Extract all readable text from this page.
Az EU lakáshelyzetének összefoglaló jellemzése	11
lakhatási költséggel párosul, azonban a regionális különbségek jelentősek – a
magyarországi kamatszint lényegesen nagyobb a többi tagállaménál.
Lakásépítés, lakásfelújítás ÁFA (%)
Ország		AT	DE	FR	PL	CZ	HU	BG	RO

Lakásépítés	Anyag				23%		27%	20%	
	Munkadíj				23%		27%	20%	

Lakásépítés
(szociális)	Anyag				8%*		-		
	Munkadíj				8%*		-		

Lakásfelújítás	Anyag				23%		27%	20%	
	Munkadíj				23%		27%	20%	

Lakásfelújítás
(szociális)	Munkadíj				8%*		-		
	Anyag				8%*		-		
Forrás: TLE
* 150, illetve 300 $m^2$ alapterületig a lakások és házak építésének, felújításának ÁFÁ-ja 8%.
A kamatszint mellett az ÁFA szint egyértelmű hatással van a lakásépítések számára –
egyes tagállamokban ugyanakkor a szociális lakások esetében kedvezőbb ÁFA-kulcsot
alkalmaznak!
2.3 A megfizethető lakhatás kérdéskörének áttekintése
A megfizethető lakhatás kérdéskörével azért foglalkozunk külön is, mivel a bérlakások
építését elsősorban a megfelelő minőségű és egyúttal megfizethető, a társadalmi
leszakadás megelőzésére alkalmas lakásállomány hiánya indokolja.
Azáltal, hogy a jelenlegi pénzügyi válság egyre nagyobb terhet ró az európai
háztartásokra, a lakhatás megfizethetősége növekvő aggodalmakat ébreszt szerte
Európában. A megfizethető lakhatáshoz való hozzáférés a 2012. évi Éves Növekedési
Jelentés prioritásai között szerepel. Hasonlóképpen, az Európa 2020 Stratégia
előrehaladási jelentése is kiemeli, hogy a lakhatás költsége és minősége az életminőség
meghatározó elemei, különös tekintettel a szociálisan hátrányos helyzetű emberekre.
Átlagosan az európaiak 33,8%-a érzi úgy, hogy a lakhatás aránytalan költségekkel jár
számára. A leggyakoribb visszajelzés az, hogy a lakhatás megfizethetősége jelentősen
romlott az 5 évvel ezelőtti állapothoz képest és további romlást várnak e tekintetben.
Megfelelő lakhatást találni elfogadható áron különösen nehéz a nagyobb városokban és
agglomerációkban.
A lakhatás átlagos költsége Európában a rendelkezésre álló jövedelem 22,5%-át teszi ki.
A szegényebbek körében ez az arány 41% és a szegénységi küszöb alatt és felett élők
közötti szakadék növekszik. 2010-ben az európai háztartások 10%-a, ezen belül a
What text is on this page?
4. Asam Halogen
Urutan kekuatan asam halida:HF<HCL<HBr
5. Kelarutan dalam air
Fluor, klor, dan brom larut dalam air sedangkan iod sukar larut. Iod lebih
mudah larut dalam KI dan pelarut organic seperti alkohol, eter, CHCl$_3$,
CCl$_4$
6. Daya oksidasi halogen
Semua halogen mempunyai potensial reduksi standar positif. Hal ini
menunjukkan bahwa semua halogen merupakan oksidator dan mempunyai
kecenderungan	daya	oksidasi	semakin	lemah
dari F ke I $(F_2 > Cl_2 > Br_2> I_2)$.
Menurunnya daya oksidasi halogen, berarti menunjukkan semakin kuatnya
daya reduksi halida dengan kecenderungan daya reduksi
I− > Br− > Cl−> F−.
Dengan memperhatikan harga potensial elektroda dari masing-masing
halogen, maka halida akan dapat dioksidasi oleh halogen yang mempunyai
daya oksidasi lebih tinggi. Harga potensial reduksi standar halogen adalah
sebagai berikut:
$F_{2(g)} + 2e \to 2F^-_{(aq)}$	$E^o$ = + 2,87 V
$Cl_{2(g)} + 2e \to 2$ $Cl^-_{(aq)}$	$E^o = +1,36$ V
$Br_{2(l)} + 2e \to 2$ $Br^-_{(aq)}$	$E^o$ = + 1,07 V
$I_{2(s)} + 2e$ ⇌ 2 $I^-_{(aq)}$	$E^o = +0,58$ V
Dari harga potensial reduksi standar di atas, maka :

━━━

- **Problem**
Return every entry exactly as given.

- **Final result**
Extract all readable text from this page.
Az EU lakáshelyzetének összefoglaló jellemzése	11
lakhatási költséggel párosul, azonban a regionális különbségek jelentősek – a
magyarországi kamatszint lényegesen nagyobb a többi tagállaménál.
Lakásépítés, lakásfelújítás ÁFA (%)
Ország		AT	DE	FR	PL	CZ	HU	BG	RO

Lakásépítés	Anyag				23%		27%	20%	
	Munkadíj				23%		27%	20%	

Lakásépítés
(szociális)	Anyag				8%*		-		
	Munkadíj				8%*		-		

Lakásfelújítás	Anyag				23%		27%	20%	
	Munkadíj				23%		27%	20%	

Lakásfelújítás
(szociális)	Munkadíj				8%*		-		
	Anyag				8%*		-		
Forrás: TLE
* 150, illetve 300 $m^2$ alapterületig a lakások és házak építésének, felújításának ÁFÁ-ja 8%.
A kamatszint mellett az ÁFA szint egyértelmű hatással van a lakásépítések számára –
egyes tagállamokban ugyanakkor a szociális lakások esetében kedvezőbb ÁFA-kulcsot
alkalmaznak!
2.3 A megfizethető lakhatás kérdéskörének áttekintése
A megfizethető lakhatás kérdéskörével azért foglalkozunk külön is, mivel a bérlakások
építését elsősorban a megfelelő minőségű és egyúttal megfizethető, a társadalmi
leszakadás megelőzésére alkalmas lakásállomány hiánya indokolja.
Azáltal, hogy a jelenlegi pénzügyi válság egyre nagyobb terhet ró az európai
háztartásokra, a lakhatás megfizethetősége növekvő aggodalmakat ébreszt szerte
Európában. A megfizethető lakhatáshoz való hozzáférés a 2012. évi Éves Növekedési
Jelentés prioritásai között szerepel. Hasonlóképpen, az Európa 2020 Stratégia
előrehaladási jelentése is kiemeli, hogy a lakhatás költsége és minősége az életminőség
meghatározó elemei, különös tekintettel a szociálisan hátrányos helyzetű emberekre.
Átlagosan az európaiak 33,8%-a érzi úgy, hogy a lakhatás aránytalan költségekkel jár
számára. A leggyakoribb visszajelzés az, hogy a lakhatás megfizethetősége jelentősen
romlott az 5 évvel ezelőtti állapothoz képest és további romlást várnak e tekintetben.
Megfelelő lakhatást találni elfogadható áron különösen nehéz a nagyobb városokban és
agglomerációkban.
A lakhatás átlagos költsége Európában a rendelkezésre álló jövedelem 22,5%-át teszi ki.
A szegényebbek körében ez az arány 41% és a szegénységi küszöb alatt és felett élők
közötti szakadék növekszik. 2010-ben az európai háztartások 10%-a, ezen belül a
What text is on this page?
4. Asam Halogen
Urutan kekuatan asam halida:HF<HCL<HBr
5. Kelarutan dalam air
Fluor, klor, dan brom larut dalam air sedangkan iod sukar larut. Iod lebih
mudah larut dalam KI dan pelarut organic seperti alkohol, eter, CHCl$_3$,
CCl$_4$
6. Daya oksidasi halogen
Semua halogen mempunyai potensial reduksi standar positif. Hal ini
menunjukkan bahwa semua halogen merupakan oksidator dan mempunyai
kecenderungan	daya	oksidasi	semakin	lemah
dari F ke I $(F_2 > Cl_2 > Br_2> I_2)$.
Menurunnya daya oksidasi halogen, berarti menunjukkan semakin kuatnya
daya reduksi halida dengan kecenderungan daya reduksi
I− > Br− > Cl−> F−.
Dengan memperhatikan harga potensial elektroda dari masing-masing
halogen, maka halida akan dapat dioksidasi oleh halogen yang mempunyai
daya oksidasi lebih tinggi. Harga potensial reduksi standar halogen adalah
sebagai berikut:
$F_{2(g)} + 2e \to 2F^-_{(aq)}$	$E^o$ = + 2,87 V
$Cl_{2(g)} + 2e \to 2$ $Cl^-_{(aq)}$	$E^o = +1,36$ V
$Br_{2(l)} + 2e \to 2$ $Br^-_{(aq)}$	$E^o$ = + 1,07 V
$I_{2(s)} + 2e$ ⇌ 2 $I^-_{(aq)}$	$E^o = +0,58$ V
Dari harga potensial reduksi standar di atas, maka :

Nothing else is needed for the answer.